▶ **Exercise materials**
--- START ---

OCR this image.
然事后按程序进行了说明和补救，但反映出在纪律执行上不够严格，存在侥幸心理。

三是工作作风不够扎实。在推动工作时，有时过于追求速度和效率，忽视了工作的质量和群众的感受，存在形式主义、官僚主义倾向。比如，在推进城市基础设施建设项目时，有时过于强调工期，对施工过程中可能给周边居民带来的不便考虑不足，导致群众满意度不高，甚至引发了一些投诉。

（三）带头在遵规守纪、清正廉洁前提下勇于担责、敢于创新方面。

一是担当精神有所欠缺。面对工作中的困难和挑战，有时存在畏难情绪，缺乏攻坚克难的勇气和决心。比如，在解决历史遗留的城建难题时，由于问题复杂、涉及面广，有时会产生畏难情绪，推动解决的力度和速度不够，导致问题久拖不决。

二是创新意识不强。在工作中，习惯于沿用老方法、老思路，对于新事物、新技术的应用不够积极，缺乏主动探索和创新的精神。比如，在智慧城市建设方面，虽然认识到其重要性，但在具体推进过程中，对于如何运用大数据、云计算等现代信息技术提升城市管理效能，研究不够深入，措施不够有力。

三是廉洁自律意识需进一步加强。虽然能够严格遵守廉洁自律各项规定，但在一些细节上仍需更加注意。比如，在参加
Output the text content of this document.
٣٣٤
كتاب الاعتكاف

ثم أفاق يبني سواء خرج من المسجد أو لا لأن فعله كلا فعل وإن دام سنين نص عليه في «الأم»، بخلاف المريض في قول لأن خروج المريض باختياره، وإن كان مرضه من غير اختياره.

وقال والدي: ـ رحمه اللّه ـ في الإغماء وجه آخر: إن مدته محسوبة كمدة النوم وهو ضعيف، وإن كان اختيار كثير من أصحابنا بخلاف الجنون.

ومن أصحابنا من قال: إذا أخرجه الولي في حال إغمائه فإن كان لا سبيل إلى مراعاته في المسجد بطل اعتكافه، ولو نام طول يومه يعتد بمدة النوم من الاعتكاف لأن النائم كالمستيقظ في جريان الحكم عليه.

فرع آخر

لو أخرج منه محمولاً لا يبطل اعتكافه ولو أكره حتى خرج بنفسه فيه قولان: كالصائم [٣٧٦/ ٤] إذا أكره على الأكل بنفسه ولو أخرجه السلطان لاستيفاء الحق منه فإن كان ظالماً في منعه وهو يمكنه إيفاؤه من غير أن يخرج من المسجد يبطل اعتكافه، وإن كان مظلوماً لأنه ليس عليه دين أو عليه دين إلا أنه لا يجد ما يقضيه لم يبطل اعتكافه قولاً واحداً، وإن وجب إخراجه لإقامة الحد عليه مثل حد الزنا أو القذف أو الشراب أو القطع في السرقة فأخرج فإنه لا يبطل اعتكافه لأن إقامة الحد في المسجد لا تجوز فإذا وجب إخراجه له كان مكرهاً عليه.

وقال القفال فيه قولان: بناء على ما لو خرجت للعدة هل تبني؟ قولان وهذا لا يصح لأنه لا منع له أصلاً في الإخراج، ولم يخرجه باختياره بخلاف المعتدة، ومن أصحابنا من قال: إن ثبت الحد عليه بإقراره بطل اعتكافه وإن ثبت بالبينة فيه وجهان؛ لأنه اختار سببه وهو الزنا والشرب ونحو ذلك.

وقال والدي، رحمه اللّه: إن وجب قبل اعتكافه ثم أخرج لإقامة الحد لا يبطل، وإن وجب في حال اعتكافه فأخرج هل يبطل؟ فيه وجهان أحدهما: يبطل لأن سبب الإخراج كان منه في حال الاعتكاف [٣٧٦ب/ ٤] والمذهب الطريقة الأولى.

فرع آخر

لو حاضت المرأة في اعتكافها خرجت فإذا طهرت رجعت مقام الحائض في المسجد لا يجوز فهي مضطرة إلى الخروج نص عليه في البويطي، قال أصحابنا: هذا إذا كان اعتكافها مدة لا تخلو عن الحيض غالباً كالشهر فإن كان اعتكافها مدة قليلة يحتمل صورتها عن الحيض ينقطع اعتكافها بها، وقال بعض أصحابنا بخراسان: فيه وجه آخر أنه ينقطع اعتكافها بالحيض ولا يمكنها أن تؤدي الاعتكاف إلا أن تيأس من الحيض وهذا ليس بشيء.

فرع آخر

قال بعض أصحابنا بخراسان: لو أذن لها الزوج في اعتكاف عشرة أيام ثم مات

--- END ---

▶ **The exercise**
Exact output of every entry is required.

▶ **Exercise answer**
OCR this image.
然事后按程序进行了说明和补救，但反映出在纪律执行上不够严格，存在侥幸心理。

三是工作作风不够扎实。在推动工作时，有时过于追求速度和效率，忽视了工作的质量和群众的感受，存在形式主义、官僚主义倾向。比如，在推进城市基础设施建设项目时，有时过于强调工期，对施工过程中可能给周边居民带来的不便考虑不足，导致群众满意度不高，甚至引发了一些投诉。

（三）带头在遵规守纪、清正廉洁前提下勇于担责、敢于创新方面。

一是担当精神有所欠缺。面对工作中的困难和挑战，有时存在畏难情绪，缺乏攻坚克难的勇气和决心。比如，在解决历史遗留的城建难题时，由于问题复杂、涉及面广，有时会产生畏难情绪，推动解决的力度和速度不够，导致问题久拖不决。

二是创新意识不强。在工作中，习惯于沿用老方法、老思路，对于新事物、新技术的应用不够积极，缺乏主动探索和创新的精神。比如，在智慧城市建设方面，虽然认识到其重要性，但在具体推进过程中，对于如何运用大数据、云计算等现代信息技术提升城市管理效能，研究不够深入，措施不够有力。

三是廉洁自律意识需进一步加强。虽然能够严格遵守廉洁自律各项规定，但在一些细节上仍需更加注意。比如，在参加
Output the text content of this document.
٣٣٤
كتاب الاعتكاف

ثم أفاق يبني سواء خرج من المسجد أو لا لأن فعله كلا فعل وإن دام سنين نص عليه في «الأم»، بخلاف المريض في قول لأن خروج المريض باختياره، وإن كان مرضه من غير اختياره.

وقال والدي: ـ رحمه اللّه ـ في الإغماء وجه آخر: إن مدته محسوبة كمدة النوم وهو ضعيف، وإن كان اختيار كثير من أصحابنا بخلاف الجنون.

ومن أصحابنا من قال: إذا أخرجه الولي في حال إغمائه فإن كان لا سبيل إلى مراعاته في المسجد بطل اعتكافه، ولو نام طول يومه يعتد بمدة النوم من الاعتكاف لأن النائم كالمستيقظ في جريان الحكم عليه.

فرع آخر

لو أخرج منه محمولاً لا يبطل اعتكافه ولو أكره حتى خرج بنفسه فيه قولان: كالصائم [٣٧٦/ ٤] إذا أكره على الأكل بنفسه ولو أخرجه السلطان لاستيفاء الحق منه فإن كان ظالماً في منعه وهو يمكنه إيفاؤه من غير أن يخرج من المسجد يبطل اعتكافه، وإن كان مظلوماً لأنه ليس عليه دين أو عليه دين إلا أنه لا يجد ما يقضيه لم يبطل اعتكافه قولاً واحداً، وإن وجب إخراجه لإقامة الحد عليه مثل حد الزنا أو القذف أو الشراب أو القطع في السرقة فأخرج فإنه لا يبطل اعتكافه لأن إقامة الحد في المسجد لا تجوز فإذا وجب إخراجه له كان مكرهاً عليه.

وقال القفال فيه قولان: بناء على ما لو خرجت للعدة هل تبني؟ قولان وهذا لا يصح لأنه لا منع له أصلاً في الإخراج، ولم يخرجه باختياره بخلاف المعتدة، ومن أصحابنا من قال: إن ثبت الحد عليه بإقراره بطل اعتكافه وإن ثبت بالبينة فيه وجهان؛ لأنه اختار سببه وهو الزنا والشرب ونحو ذلك.

وقال والدي، رحمه اللّه: إن وجب قبل اعتكافه ثم أخرج لإقامة الحد لا يبطل، وإن وجب في حال اعتكافه فأخرج هل يبطل؟ فيه وجهان أحدهما: يبطل لأن سبب الإخراج كان منه في حال الاعتكاف [٣٧٦ب/ ٤] والمذهب الطريقة الأولى.

فرع آخر

لو حاضت المرأة في اعتكافها خرجت فإذا طهرت رجعت مقام الحائض في المسجد لا يجوز فهي مضطرة إلى الخروج نص عليه في البويطي، قال أصحابنا: هذا إذا كان اعتكافها مدة لا تخلو عن الحيض غالباً كالشهر فإن كان اعتكافها مدة قليلة يحتمل صورتها عن الحيض ينقطع اعتكافها بها، وقال بعض أصحابنا بخراسان: فيه وجه آخر أنه ينقطع اعتكافها بالحيض ولا يمكنها أن تؤدي الاعتكاف إلا أن تيأس من الحيض وهذا ليس بشيء.

فرع آخر

قال بعض أصحابنا بخراسان: لو أذن لها الزوج في اعتكاف عشرة أيام ثم مات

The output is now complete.